YOUR TASK → Extract each line of the records below, reproducing it verbatim and omitting the pictures.

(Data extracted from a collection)
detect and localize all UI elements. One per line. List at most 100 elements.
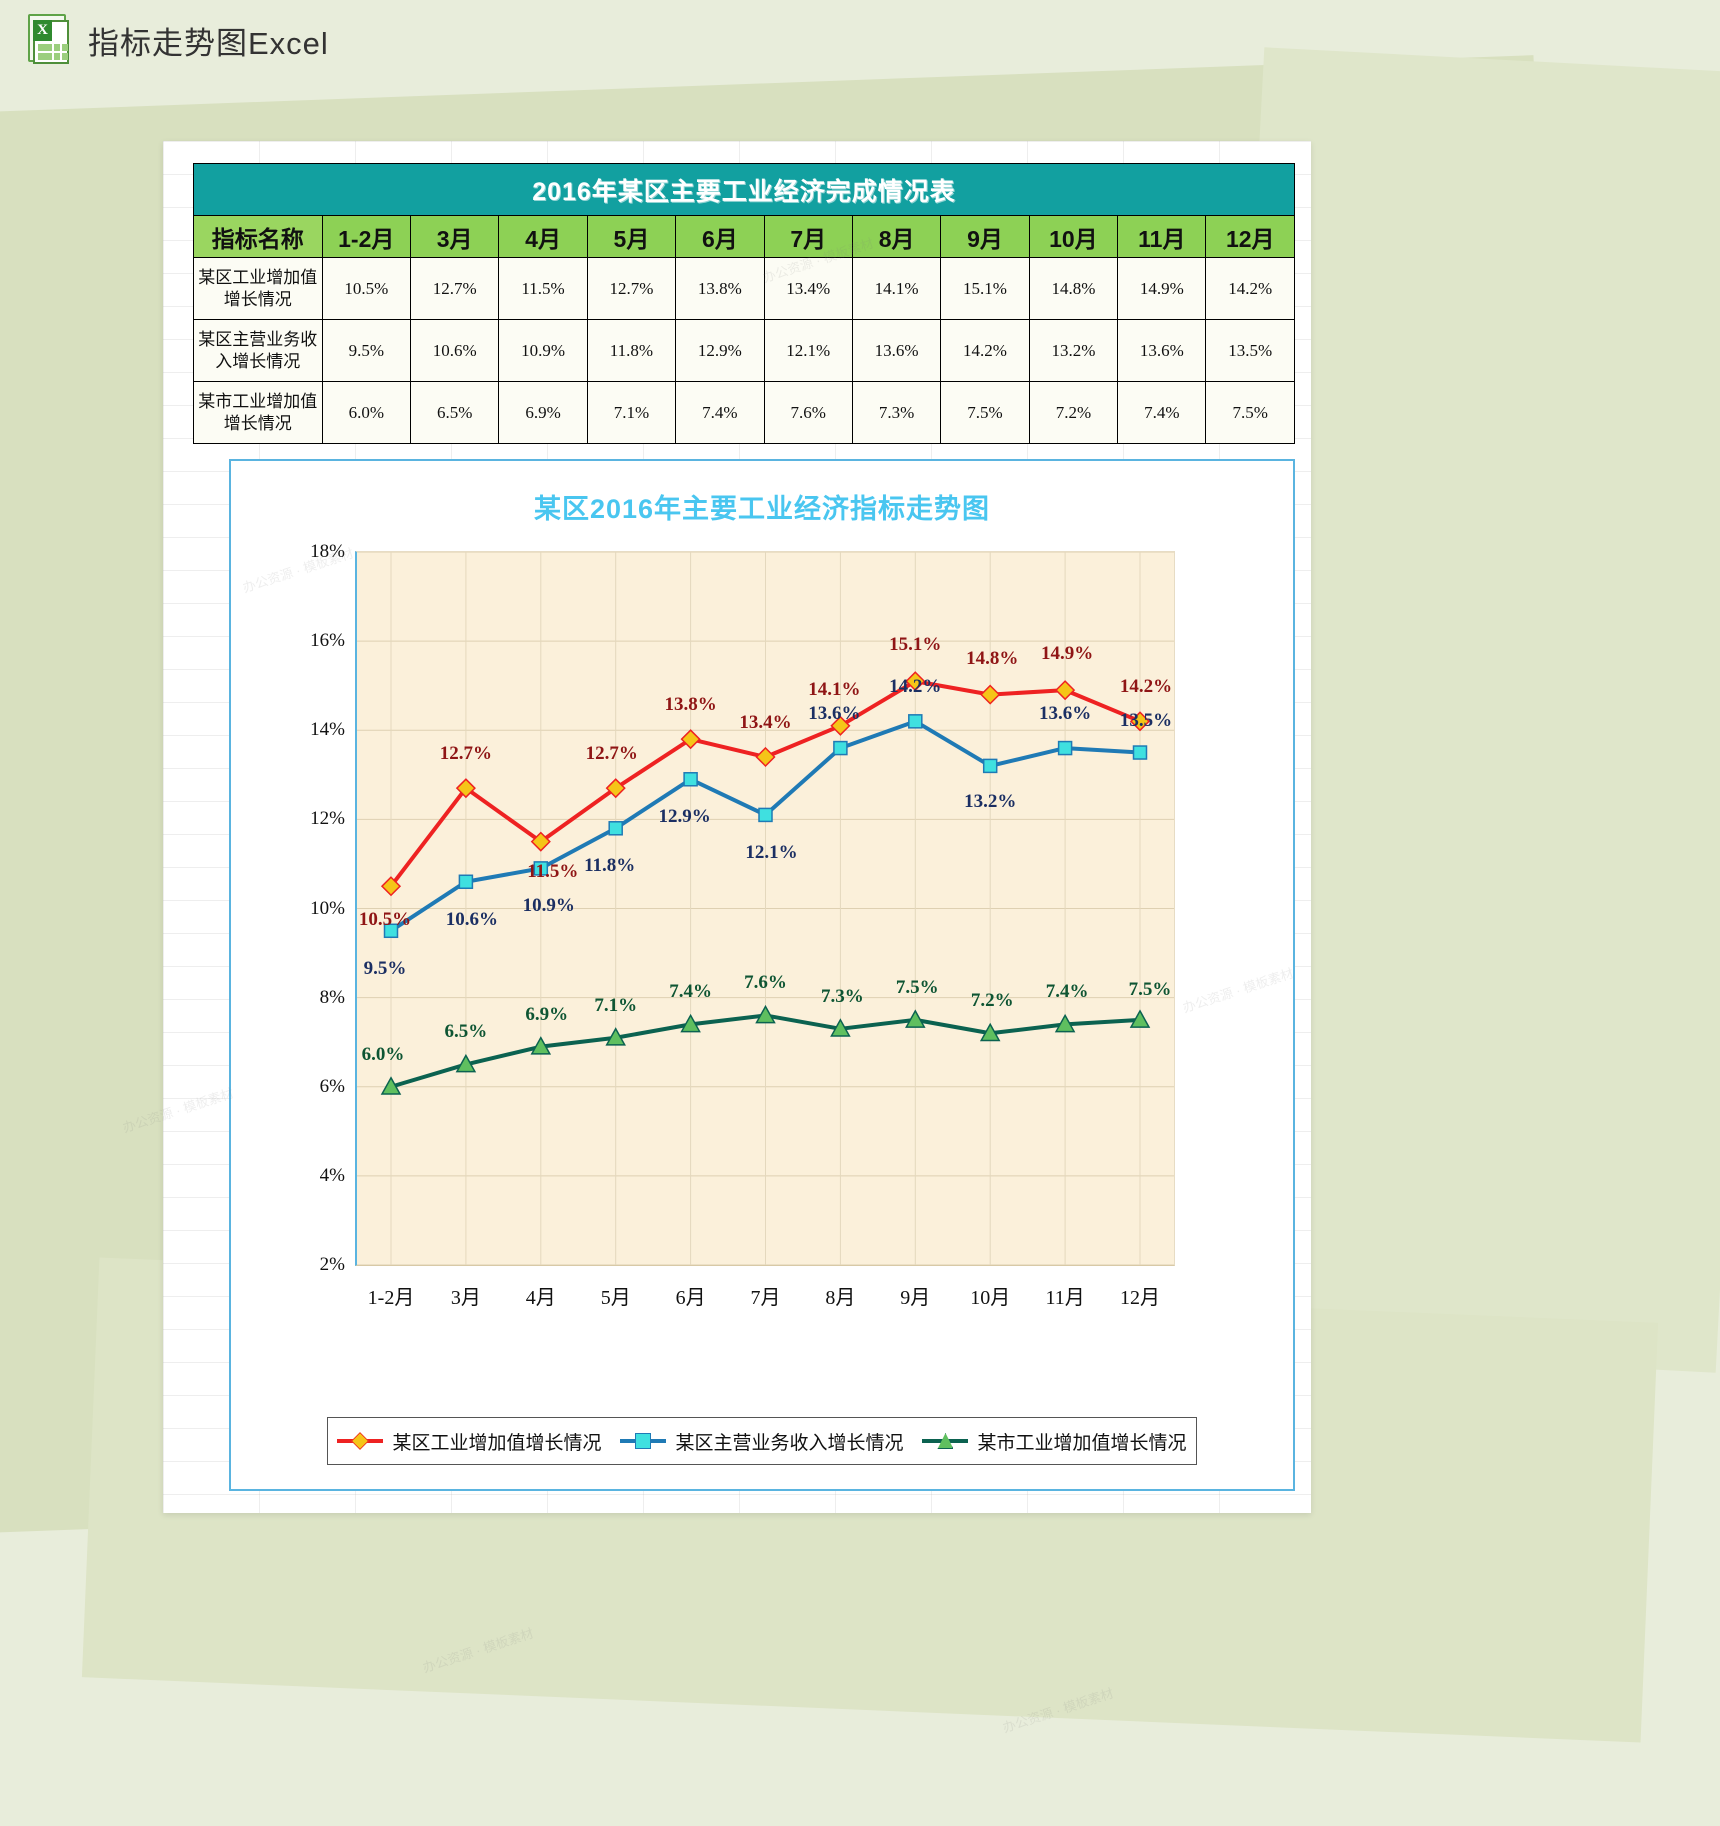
table-cell: 12.7% — [586, 257, 677, 320]
table-col-header: 指标名称 — [193, 215, 323, 258]
y-axis-tick: 16% — [310, 630, 345, 652]
data-label: 6.0% — [361, 1043, 405, 1065]
chart-container: 某区2016年主要工业经济指标走势图 10.5% 12.7% 11.5% 12.7% 1… — [229, 459, 1295, 1491]
table-row: 某区主营业务收入增长情况 9.5% 10.6% 10.9% 11.8% 12.9… — [193, 319, 1295, 382]
table-cell: 7.3% — [851, 381, 942, 444]
table-col-header: 6月 — [675, 215, 765, 258]
chart-title: 某区2016年主要工业经济指标走势图 — [533, 494, 991, 524]
table-col-header: 10月 — [1028, 215, 1119, 258]
data-label: 6.9% — [525, 1003, 569, 1025]
data-label: 10.9% — [522, 895, 575, 917]
y-axis-tick: 14% — [310, 719, 345, 741]
data-label: 7.6% — [744, 972, 787, 994]
data-label: 12.9% — [658, 806, 711, 828]
table-col-header: 3月 — [409, 215, 500, 258]
document-sheet: 2016年某区主要工业经济完成情况表 指标名称 1-2月 3月 4月 5月 6月… — [163, 141, 1311, 1513]
x-axis-tick: 7月 — [750, 1287, 781, 1309]
table-cell: 7.5% — [940, 381, 1030, 444]
data-label: 7.4% — [669, 981, 712, 1003]
table-col-header: 1-2月 — [321, 215, 411, 258]
table-col-header: 8月 — [851, 215, 942, 258]
table-col-header: 4月 — [498, 215, 588, 258]
table-title: 2016年某区主要工业经济完成情况表 — [193, 163, 1295, 216]
data-label: 14.8% — [966, 647, 1019, 669]
table-cell: 6.9% — [498, 381, 588, 444]
data-label: 14.2% — [1119, 676, 1173, 698]
x-axis-tick: 11月 — [1045, 1287, 1085, 1309]
table-cell: 14.1% — [851, 257, 942, 320]
legend-item[interactable]: 某市工业增加值增长情况 — [922, 1428, 1187, 1455]
data-label: 10.5% — [358, 909, 412, 931]
data-label: 12.1% — [745, 841, 798, 863]
table-cell: 12.7% — [409, 257, 500, 320]
data-label: 13.6% — [808, 703, 861, 725]
data-label: 7.1% — [594, 994, 638, 1016]
table-cell: 13.2% — [1028, 319, 1119, 382]
table-cell: 13.6% — [1117, 319, 1207, 382]
data-label: 7.5% — [895, 976, 939, 998]
table-row-label: 某区主营业务收入增长情况 — [193, 319, 323, 382]
y-axis-tick: 18% — [310, 541, 345, 562]
data-label: 11.5% — [527, 860, 579, 882]
data-label: 13.5% — [1119, 709, 1173, 731]
data-label: 14.1% — [808, 678, 861, 700]
data-label: 10.6% — [445, 908, 499, 930]
data-label: 7.4% — [1045, 981, 1089, 1003]
data-label: 7.5% — [1128, 978, 1172, 1000]
table-row: 某市工业增加值增长情况 6.0% 6.5% 6.9% 7.1% 7.4% 7.6… — [193, 381, 1295, 444]
data-label: 6.5% — [444, 1021, 488, 1043]
table-cell: 13.5% — [1205, 319, 1295, 382]
table-cell: 14.2% — [940, 319, 1030, 382]
data-label: 7.3% — [821, 985, 864, 1007]
data-label: 14.9% — [1040, 643, 1094, 665]
table-col-header: 9月 — [940, 215, 1030, 258]
table-cell: 12.1% — [763, 319, 853, 382]
x-axis-tick: 10月 — [970, 1287, 1011, 1309]
chart-legend: 某区工业增加值增长情况 某区主营业务收入增长情况 某市工业增加值增长情况 — [327, 1417, 1197, 1465]
data-label: 9.5% — [363, 957, 407, 979]
y-axis-tick: 4% — [319, 1164, 345, 1186]
excel-file-icon: X — [24, 14, 72, 66]
legend-label: 某市工业增加值增长情况 — [977, 1432, 1187, 1454]
table-cell: 14.2% — [1205, 257, 1295, 320]
table-cell: 13.4% — [763, 257, 853, 320]
x-axis-tick: 12月 — [1120, 1287, 1160, 1309]
y-axis-tick: 2% — [319, 1254, 345, 1275]
data-label: 13.8% — [664, 694, 717, 716]
indicator-table: 2016年某区主要工业经济完成情况表 指标名称 1-2月 3月 4月 5月 6月… — [193, 163, 1295, 444]
table-col-header: 11月 — [1117, 215, 1207, 258]
page-title: 指标走势图Excel — [88, 25, 329, 61]
page-header: X 指标走势图Excel — [24, 14, 329, 66]
x-axis-tick: 6月 — [675, 1287, 706, 1309]
legend-item[interactable]: 某区主营业务收入增长情况 — [620, 1428, 904, 1455]
y-axis-tick: 12% — [310, 808, 345, 830]
table-row-label: 某区工业增加值增长情况 — [193, 257, 323, 320]
triangle-marker-icon — [922, 1433, 969, 1449]
table-cell: 7.2% — [1028, 381, 1119, 444]
legend-item[interactable]: 某区工业增加值增长情况 — [337, 1428, 602, 1455]
data-label: 7.2% — [970, 990, 1014, 1012]
x-axis-tick: 8月 — [825, 1287, 856, 1309]
chart-plot-area: 10.5% 12.7% 11.5% 12.7% 13.8% 13.4% 14.1% 15.1%… — [310, 541, 1175, 1309]
table-cell: 10.6% — [409, 319, 500, 382]
table-cell: 7.6% — [763, 381, 853, 444]
table-row: 某区工业增加值增长情况 10.5% 12.7% 11.5% 12.7% 13.8… — [193, 257, 1295, 320]
data-label: 13.2% — [964, 790, 1017, 812]
table-col-header: 7月 — [763, 215, 853, 258]
data-label: 13.4% — [739, 711, 792, 733]
y-axis-tick: 8% — [319, 986, 345, 1008]
data-label: 12.7% — [585, 743, 638, 765]
x-axis-tick: 9月 — [900, 1287, 931, 1309]
table-cell: 7.5% — [1205, 381, 1295, 444]
table-header-row: 指标名称 1-2月 3月 4月 5月 6月 7月 8月 9月 10月 11月 1… — [193, 215, 1295, 258]
table-cell: 6.0% — [321, 381, 411, 444]
table-col-header: 12月 — [1205, 215, 1295, 258]
chart-svg — [357, 552, 1174, 1265]
table-cell: 13.6% — [851, 319, 942, 382]
table-cell: 14.8% — [1028, 257, 1119, 320]
x-axis-tick: 3月 — [450, 1287, 481, 1309]
table-cell: 7.4% — [1117, 381, 1207, 444]
legend-label: 某区主营业务收入增长情况 — [675, 1432, 904, 1454]
table-col-header: 5月 — [586, 215, 677, 258]
data-table-container: 2016年某区主要工业经济完成情况表 指标名称 1-2月 3月 4月 5月 6月… — [193, 163, 1295, 444]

WRITTEN SOLUTION →
detect and localize all UI elements. One per line. List at most 100 elements.
table-cell: 12.7% — [586, 257, 677, 320]
table-col-header: 指标名称 — [193, 215, 323, 258]
y-axis-tick: 16% — [310, 630, 345, 652]
data-label: 6.0% — [361, 1043, 405, 1065]
chart-container: 某区2016年主要工业经济指标走势图 10.5% 12.7% 11.5% 12.7% 1… — [229, 459, 1295, 1491]
table-row: 某区主营业务收入增长情况 9.5% 10.6% 10.9% 11.8% 12.9… — [193, 319, 1295, 382]
table-cell: 7.3% — [851, 381, 942, 444]
table-col-header: 6月 — [675, 215, 765, 258]
chart-title: 某区2016年主要工业经济指标走势图 — [533, 494, 991, 524]
table-col-header: 10月 — [1028, 215, 1119, 258]
data-label: 6.9% — [525, 1003, 569, 1025]
data-label: 10.9% — [522, 895, 575, 917]
y-axis-tick: 14% — [310, 719, 345, 741]
data-label: 7.6% — [744, 972, 787, 994]
data-label: 12.9% — [658, 806, 711, 828]
table-col-header: 3月 — [409, 215, 500, 258]
document-sheet: 2016年某区主要工业经济完成情况表 指标名称 1-2月 3月 4月 5月 6月… — [163, 141, 1311, 1513]
x-axis-tick: 7月 — [750, 1287, 781, 1309]
table-cell: 7.5% — [940, 381, 1030, 444]
data-label: 7.4% — [669, 981, 712, 1003]
table-col-header: 1-2月 — [321, 215, 411, 258]
table-col-header: 8月 — [851, 215, 942, 258]
table-col-header: 4月 — [498, 215, 588, 258]
table-title: 2016年某区主要工业经济完成情况表 — [193, 163, 1295, 216]
data-label: 14.8% — [966, 647, 1019, 669]
table-cell: 6.9% — [498, 381, 588, 444]
data-label: 14.2% — [1119, 676, 1173, 698]
x-axis-tick: 11月 — [1045, 1287, 1085, 1309]
table-cell: 14.1% — [851, 257, 942, 320]
legend-item[interactable]: 某市工业增加值增长情况 — [922, 1428, 1187, 1455]
data-label: 10.5% — [358, 909, 412, 931]
data-label: 12.1% — [745, 841, 798, 863]
table-cell: 12.7% — [409, 257, 500, 320]
data-label: 13.6% — [808, 703, 861, 725]
data-label: 7.1% — [594, 994, 638, 1016]
table-cell: 13.2% — [1028, 319, 1119, 382]
table-cell: 13.6% — [1117, 319, 1207, 382]
data-label: 7.5% — [895, 976, 939, 998]
table-row-label: 某区主营业务收入增长情况 — [193, 319, 323, 382]
y-axis-tick: 18% — [310, 541, 345, 562]
data-label: 11.5% — [527, 860, 579, 882]
data-label: 13.5% — [1119, 709, 1173, 731]
data-label: 14.1% — [808, 678, 861, 700]
data-label: 10.6% — [445, 908, 499, 930]
data-label: 7.4% — [1045, 981, 1089, 1003]
data-label: 7.5% — [1128, 978, 1172, 1000]
table-row: 某市工业增加值增长情况 6.0% 6.5% 6.9% 7.1% 7.4% 7.6… — [193, 381, 1295, 444]
data-label: 6.5% — [444, 1021, 488, 1043]
table-cell: 13.5% — [1205, 319, 1295, 382]
table-cell: 14.2% — [940, 319, 1030, 382]
data-label: 7.3% — [821, 985, 864, 1007]
data-label: 14.9% — [1040, 643, 1094, 665]
table-col-header: 9月 — [940, 215, 1030, 258]
table-cell: 12.1% — [763, 319, 853, 382]
x-axis-tick: 10月 — [970, 1287, 1011, 1309]
chart-legend: 某区工业增加值增长情况 某区主营业务收入增长情况 某市工业增加值增长情况 — [327, 1417, 1197, 1465]
data-label: 9.5% — [363, 957, 407, 979]
y-axis-tick: 4% — [319, 1164, 345, 1186]
excel-file-icon: X — [24, 14, 72, 66]
legend-label: 某市工业增加值增长情况 — [977, 1432, 1187, 1454]
table-cell: 14.2% — [1205, 257, 1295, 320]
table-cell: 13.4% — [763, 257, 853, 320]
x-axis-tick: 12月 — [1120, 1287, 1160, 1309]
y-axis-tick: 2% — [319, 1254, 345, 1275]
data-label: 13.8% — [664, 694, 717, 716]
indicator-table: 2016年某区主要工业经济完成情况表 指标名称 1-2月 3月 4月 5月 6月… — [193, 163, 1295, 444]
table-col-header: 11月 — [1117, 215, 1207, 258]
page-title: 指标走势图Excel — [88, 25, 329, 61]
page-header: X 指标走势图Excel — [24, 14, 329, 66]
x-axis-tick: 6月 — [675, 1287, 706, 1309]
legend-item[interactable]: 某区主营业务收入增长情况 — [620, 1428, 904, 1455]
y-axis-tick: 12% — [310, 808, 345, 830]
table-row-label: 某区工业增加值增长情况 — [193, 257, 323, 320]
triangle-marker-icon — [922, 1433, 969, 1449]
table-cell: 7.2% — [1028, 381, 1119, 444]
legend-item[interactable]: 某区工业增加值增长情况 — [337, 1428, 602, 1455]
data-label: 7.2% — [970, 990, 1014, 1012]
x-axis-tick: 8月 — [825, 1287, 856, 1309]
chart-plot-area: 10.5% 12.7% 11.5% 12.7% 13.8% 13.4% 14.1% 15.1%… — [310, 541, 1175, 1309]
table-cell: 10.6% — [409, 319, 500, 382]
table-cell: 7.6% — [763, 381, 853, 444]
table-row: 某区工业增加值增长情况 10.5% 12.7% 11.5% 12.7% 13.8… — [193, 257, 1295, 320]
data-label: 13.2% — [964, 790, 1017, 812]
table-col-header: 7月 — [763, 215, 853, 258]
data-label: 13.4% — [739, 711, 792, 733]
y-axis-tick: 8% — [319, 986, 345, 1008]
data-label: 12.7% — [585, 743, 638, 765]
x-axis-tick: 9月 — [900, 1287, 931, 1309]
table-cell: 7.5% — [1205, 381, 1295, 444]
table-header-row: 指标名称 1-2月 3月 4月 5月 6月 7月 8月 9月 10月 11月 1… — [193, 215, 1295, 258]
table-cell: 6.0% — [321, 381, 411, 444]
table-col-header: 12月 — [1205, 215, 1295, 258]
chart-svg — [357, 552, 1174, 1265]
table-cell: 13.6% — [851, 319, 942, 382]
table-cell: 14.8% — [1028, 257, 1119, 320]
x-axis-tick: 3月 — [450, 1287, 481, 1309]
table-cell: 7.4% — [1117, 381, 1207, 444]
legend-label: 某区主营业务收入增长情况 — [675, 1432, 904, 1454]
table-col-header: 5月 — [586, 215, 677, 258]
data-table-container: 2016年某区主要工业经济完成情况表 指标名称 1-2月 3月 4月 5月 6月… — [193, 163, 1295, 444]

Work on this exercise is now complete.